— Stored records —
• • • • • • •
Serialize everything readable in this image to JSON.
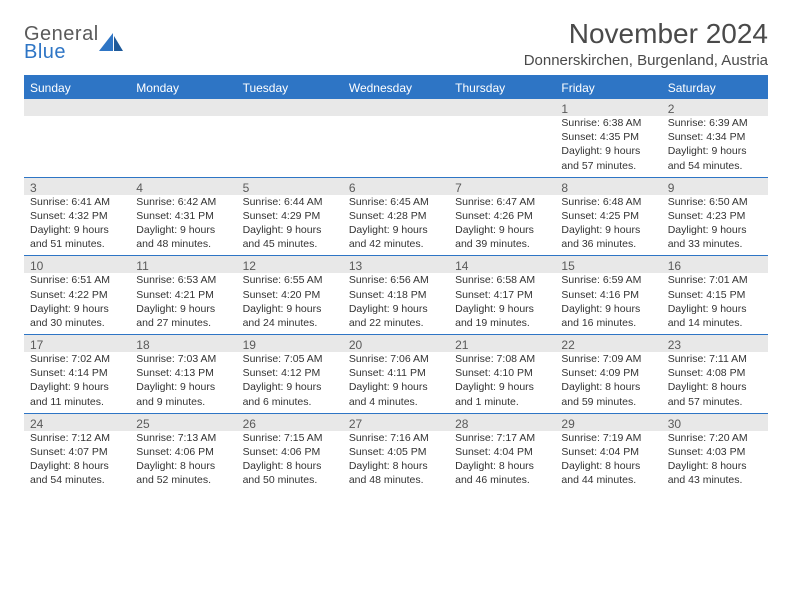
{
  "logo": {
    "general": "General",
    "blue": "Blue"
  },
  "title": "November 2024",
  "location": "Donnerskirchen, Burgenland, Austria",
  "colors": {
    "accent": "#2e75c5",
    "header_text": "#ffffff",
    "daynum_bg": "#e8e8e8",
    "text": "#333333",
    "muted": "#5a5a5a"
  },
  "days_of_week": [
    "Sunday",
    "Monday",
    "Tuesday",
    "Wednesday",
    "Thursday",
    "Friday",
    "Saturday"
  ],
  "weeks": [
    [
      null,
      null,
      null,
      null,
      null,
      {
        "n": "1",
        "sr": "Sunrise: 6:38 AM",
        "ss": "Sunset: 4:35 PM",
        "d1": "Daylight: 9 hours",
        "d2": "and 57 minutes."
      },
      {
        "n": "2",
        "sr": "Sunrise: 6:39 AM",
        "ss": "Sunset: 4:34 PM",
        "d1": "Daylight: 9 hours",
        "d2": "and 54 minutes."
      }
    ],
    [
      {
        "n": "3",
        "sr": "Sunrise: 6:41 AM",
        "ss": "Sunset: 4:32 PM",
        "d1": "Daylight: 9 hours",
        "d2": "and 51 minutes."
      },
      {
        "n": "4",
        "sr": "Sunrise: 6:42 AM",
        "ss": "Sunset: 4:31 PM",
        "d1": "Daylight: 9 hours",
        "d2": "and 48 minutes."
      },
      {
        "n": "5",
        "sr": "Sunrise: 6:44 AM",
        "ss": "Sunset: 4:29 PM",
        "d1": "Daylight: 9 hours",
        "d2": "and 45 minutes."
      },
      {
        "n": "6",
        "sr": "Sunrise: 6:45 AM",
        "ss": "Sunset: 4:28 PM",
        "d1": "Daylight: 9 hours",
        "d2": "and 42 minutes."
      },
      {
        "n": "7",
        "sr": "Sunrise: 6:47 AM",
        "ss": "Sunset: 4:26 PM",
        "d1": "Daylight: 9 hours",
        "d2": "and 39 minutes."
      },
      {
        "n": "8",
        "sr": "Sunrise: 6:48 AM",
        "ss": "Sunset: 4:25 PM",
        "d1": "Daylight: 9 hours",
        "d2": "and 36 minutes."
      },
      {
        "n": "9",
        "sr": "Sunrise: 6:50 AM",
        "ss": "Sunset: 4:23 PM",
        "d1": "Daylight: 9 hours",
        "d2": "and 33 minutes."
      }
    ],
    [
      {
        "n": "10",
        "sr": "Sunrise: 6:51 AM",
        "ss": "Sunset: 4:22 PM",
        "d1": "Daylight: 9 hours",
        "d2": "and 30 minutes."
      },
      {
        "n": "11",
        "sr": "Sunrise: 6:53 AM",
        "ss": "Sunset: 4:21 PM",
        "d1": "Daylight: 9 hours",
        "d2": "and 27 minutes."
      },
      {
        "n": "12",
        "sr": "Sunrise: 6:55 AM",
        "ss": "Sunset: 4:20 PM",
        "d1": "Daylight: 9 hours",
        "d2": "and 24 minutes."
      },
      {
        "n": "13",
        "sr": "Sunrise: 6:56 AM",
        "ss": "Sunset: 4:18 PM",
        "d1": "Daylight: 9 hours",
        "d2": "and 22 minutes."
      },
      {
        "n": "14",
        "sr": "Sunrise: 6:58 AM",
        "ss": "Sunset: 4:17 PM",
        "d1": "Daylight: 9 hours",
        "d2": "and 19 minutes."
      },
      {
        "n": "15",
        "sr": "Sunrise: 6:59 AM",
        "ss": "Sunset: 4:16 PM",
        "d1": "Daylight: 9 hours",
        "d2": "and 16 minutes."
      },
      {
        "n": "16",
        "sr": "Sunrise: 7:01 AM",
        "ss": "Sunset: 4:15 PM",
        "d1": "Daylight: 9 hours",
        "d2": "and 14 minutes."
      }
    ],
    [
      {
        "n": "17",
        "sr": "Sunrise: 7:02 AM",
        "ss": "Sunset: 4:14 PM",
        "d1": "Daylight: 9 hours",
        "d2": "and 11 minutes."
      },
      {
        "n": "18",
        "sr": "Sunrise: 7:03 AM",
        "ss": "Sunset: 4:13 PM",
        "d1": "Daylight: 9 hours",
        "d2": "and 9 minutes."
      },
      {
        "n": "19",
        "sr": "Sunrise: 7:05 AM",
        "ss": "Sunset: 4:12 PM",
        "d1": "Daylight: 9 hours",
        "d2": "and 6 minutes."
      },
      {
        "n": "20",
        "sr": "Sunrise: 7:06 AM",
        "ss": "Sunset: 4:11 PM",
        "d1": "Daylight: 9 hours",
        "d2": "and 4 minutes."
      },
      {
        "n": "21",
        "sr": "Sunrise: 7:08 AM",
        "ss": "Sunset: 4:10 PM",
        "d1": "Daylight: 9 hours",
        "d2": "and 1 minute."
      },
      {
        "n": "22",
        "sr": "Sunrise: 7:09 AM",
        "ss": "Sunset: 4:09 PM",
        "d1": "Daylight: 8 hours",
        "d2": "and 59 minutes."
      },
      {
        "n": "23",
        "sr": "Sunrise: 7:11 AM",
        "ss": "Sunset: 4:08 PM",
        "d1": "Daylight: 8 hours",
        "d2": "and 57 minutes."
      }
    ],
    [
      {
        "n": "24",
        "sr": "Sunrise: 7:12 AM",
        "ss": "Sunset: 4:07 PM",
        "d1": "Daylight: 8 hours",
        "d2": "and 54 minutes."
      },
      {
        "n": "25",
        "sr": "Sunrise: 7:13 AM",
        "ss": "Sunset: 4:06 PM",
        "d1": "Daylight: 8 hours",
        "d2": "and 52 minutes."
      },
      {
        "n": "26",
        "sr": "Sunrise: 7:15 AM",
        "ss": "Sunset: 4:06 PM",
        "d1": "Daylight: 8 hours",
        "d2": "and 50 minutes."
      },
      {
        "n": "27",
        "sr": "Sunrise: 7:16 AM",
        "ss": "Sunset: 4:05 PM",
        "d1": "Daylight: 8 hours",
        "d2": "and 48 minutes."
      },
      {
        "n": "28",
        "sr": "Sunrise: 7:17 AM",
        "ss": "Sunset: 4:04 PM",
        "d1": "Daylight: 8 hours",
        "d2": "and 46 minutes."
      },
      {
        "n": "29",
        "sr": "Sunrise: 7:19 AM",
        "ss": "Sunset: 4:04 PM",
        "d1": "Daylight: 8 hours",
        "d2": "and 44 minutes."
      },
      {
        "n": "30",
        "sr": "Sunrise: 7:20 AM",
        "ss": "Sunset: 4:03 PM",
        "d1": "Daylight: 8 hours",
        "d2": "and 43 minutes."
      }
    ]
  ]
}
• • • • • • •
— Given exercise —
Write the material out again exactly as it appears, dropping the pictures.

— Exercise solution —
Serialize everything readable in this image to JSON.
{
  "logo": {
    "general": "General",
    "blue": "Blue"
  },
  "title": "November 2024",
  "location": "Donnerskirchen, Burgenland, Austria",
  "colors": {
    "accent": "#2e75c5",
    "header_text": "#ffffff",
    "daynum_bg": "#e8e8e8",
    "text": "#333333",
    "muted": "#5a5a5a"
  },
  "days_of_week": [
    "Sunday",
    "Monday",
    "Tuesday",
    "Wednesday",
    "Thursday",
    "Friday",
    "Saturday"
  ],
  "weeks": [
    [
      null,
      null,
      null,
      null,
      null,
      {
        "n": "1",
        "sr": "Sunrise: 6:38 AM",
        "ss": "Sunset: 4:35 PM",
        "d1": "Daylight: 9 hours",
        "d2": "and 57 minutes."
      },
      {
        "n": "2",
        "sr": "Sunrise: 6:39 AM",
        "ss": "Sunset: 4:34 PM",
        "d1": "Daylight: 9 hours",
        "d2": "and 54 minutes."
      }
    ],
    [
      {
        "n": "3",
        "sr": "Sunrise: 6:41 AM",
        "ss": "Sunset: 4:32 PM",
        "d1": "Daylight: 9 hours",
        "d2": "and 51 minutes."
      },
      {
        "n": "4",
        "sr": "Sunrise: 6:42 AM",
        "ss": "Sunset: 4:31 PM",
        "d1": "Daylight: 9 hours",
        "d2": "and 48 minutes."
      },
      {
        "n": "5",
        "sr": "Sunrise: 6:44 AM",
        "ss": "Sunset: 4:29 PM",
        "d1": "Daylight: 9 hours",
        "d2": "and 45 minutes."
      },
      {
        "n": "6",
        "sr": "Sunrise: 6:45 AM",
        "ss": "Sunset: 4:28 PM",
        "d1": "Daylight: 9 hours",
        "d2": "and 42 minutes."
      },
      {
        "n": "7",
        "sr": "Sunrise: 6:47 AM",
        "ss": "Sunset: 4:26 PM",
        "d1": "Daylight: 9 hours",
        "d2": "and 39 minutes."
      },
      {
        "n": "8",
        "sr": "Sunrise: 6:48 AM",
        "ss": "Sunset: 4:25 PM",
        "d1": "Daylight: 9 hours",
        "d2": "and 36 minutes."
      },
      {
        "n": "9",
        "sr": "Sunrise: 6:50 AM",
        "ss": "Sunset: 4:23 PM",
        "d1": "Daylight: 9 hours",
        "d2": "and 33 minutes."
      }
    ],
    [
      {
        "n": "10",
        "sr": "Sunrise: 6:51 AM",
        "ss": "Sunset: 4:22 PM",
        "d1": "Daylight: 9 hours",
        "d2": "and 30 minutes."
      },
      {
        "n": "11",
        "sr": "Sunrise: 6:53 AM",
        "ss": "Sunset: 4:21 PM",
        "d1": "Daylight: 9 hours",
        "d2": "and 27 minutes."
      },
      {
        "n": "12",
        "sr": "Sunrise: 6:55 AM",
        "ss": "Sunset: 4:20 PM",
        "d1": "Daylight: 9 hours",
        "d2": "and 24 minutes."
      },
      {
        "n": "13",
        "sr": "Sunrise: 6:56 AM",
        "ss": "Sunset: 4:18 PM",
        "d1": "Daylight: 9 hours",
        "d2": "and 22 minutes."
      },
      {
        "n": "14",
        "sr": "Sunrise: 6:58 AM",
        "ss": "Sunset: 4:17 PM",
        "d1": "Daylight: 9 hours",
        "d2": "and 19 minutes."
      },
      {
        "n": "15",
        "sr": "Sunrise: 6:59 AM",
        "ss": "Sunset: 4:16 PM",
        "d1": "Daylight: 9 hours",
        "d2": "and 16 minutes."
      },
      {
        "n": "16",
        "sr": "Sunrise: 7:01 AM",
        "ss": "Sunset: 4:15 PM",
        "d1": "Daylight: 9 hours",
        "d2": "and 14 minutes."
      }
    ],
    [
      {
        "n": "17",
        "sr": "Sunrise: 7:02 AM",
        "ss": "Sunset: 4:14 PM",
        "d1": "Daylight: 9 hours",
        "d2": "and 11 minutes."
      },
      {
        "n": "18",
        "sr": "Sunrise: 7:03 AM",
        "ss": "Sunset: 4:13 PM",
        "d1": "Daylight: 9 hours",
        "d2": "and 9 minutes."
      },
      {
        "n": "19",
        "sr": "Sunrise: 7:05 AM",
        "ss": "Sunset: 4:12 PM",
        "d1": "Daylight: 9 hours",
        "d2": "and 6 minutes."
      },
      {
        "n": "20",
        "sr": "Sunrise: 7:06 AM",
        "ss": "Sunset: 4:11 PM",
        "d1": "Daylight: 9 hours",
        "d2": "and 4 minutes."
      },
      {
        "n": "21",
        "sr": "Sunrise: 7:08 AM",
        "ss": "Sunset: 4:10 PM",
        "d1": "Daylight: 9 hours",
        "d2": "and 1 minute."
      },
      {
        "n": "22",
        "sr": "Sunrise: 7:09 AM",
        "ss": "Sunset: 4:09 PM",
        "d1": "Daylight: 8 hours",
        "d2": "and 59 minutes."
      },
      {
        "n": "23",
        "sr": "Sunrise: 7:11 AM",
        "ss": "Sunset: 4:08 PM",
        "d1": "Daylight: 8 hours",
        "d2": "and 57 minutes."
      }
    ],
    [
      {
        "n": "24",
        "sr": "Sunrise: 7:12 AM",
        "ss": "Sunset: 4:07 PM",
        "d1": "Daylight: 8 hours",
        "d2": "and 54 minutes."
      },
      {
        "n": "25",
        "sr": "Sunrise: 7:13 AM",
        "ss": "Sunset: 4:06 PM",
        "d1": "Daylight: 8 hours",
        "d2": "and 52 minutes."
      },
      {
        "n": "26",
        "sr": "Sunrise: 7:15 AM",
        "ss": "Sunset: 4:06 PM",
        "d1": "Daylight: 8 hours",
        "d2": "and 50 minutes."
      },
      {
        "n": "27",
        "sr": "Sunrise: 7:16 AM",
        "ss": "Sunset: 4:05 PM",
        "d1": "Daylight: 8 hours",
        "d2": "and 48 minutes."
      },
      {
        "n": "28",
        "sr": "Sunrise: 7:17 AM",
        "ss": "Sunset: 4:04 PM",
        "d1": "Daylight: 8 hours",
        "d2": "and 46 minutes."
      },
      {
        "n": "29",
        "sr": "Sunrise: 7:19 AM",
        "ss": "Sunset: 4:04 PM",
        "d1": "Daylight: 8 hours",
        "d2": "and 44 minutes."
      },
      {
        "n": "30",
        "sr": "Sunrise: 7:20 AM",
        "ss": "Sunset: 4:03 PM",
        "d1": "Daylight: 8 hours",
        "d2": "and 43 minutes."
      }
    ]
  ]
}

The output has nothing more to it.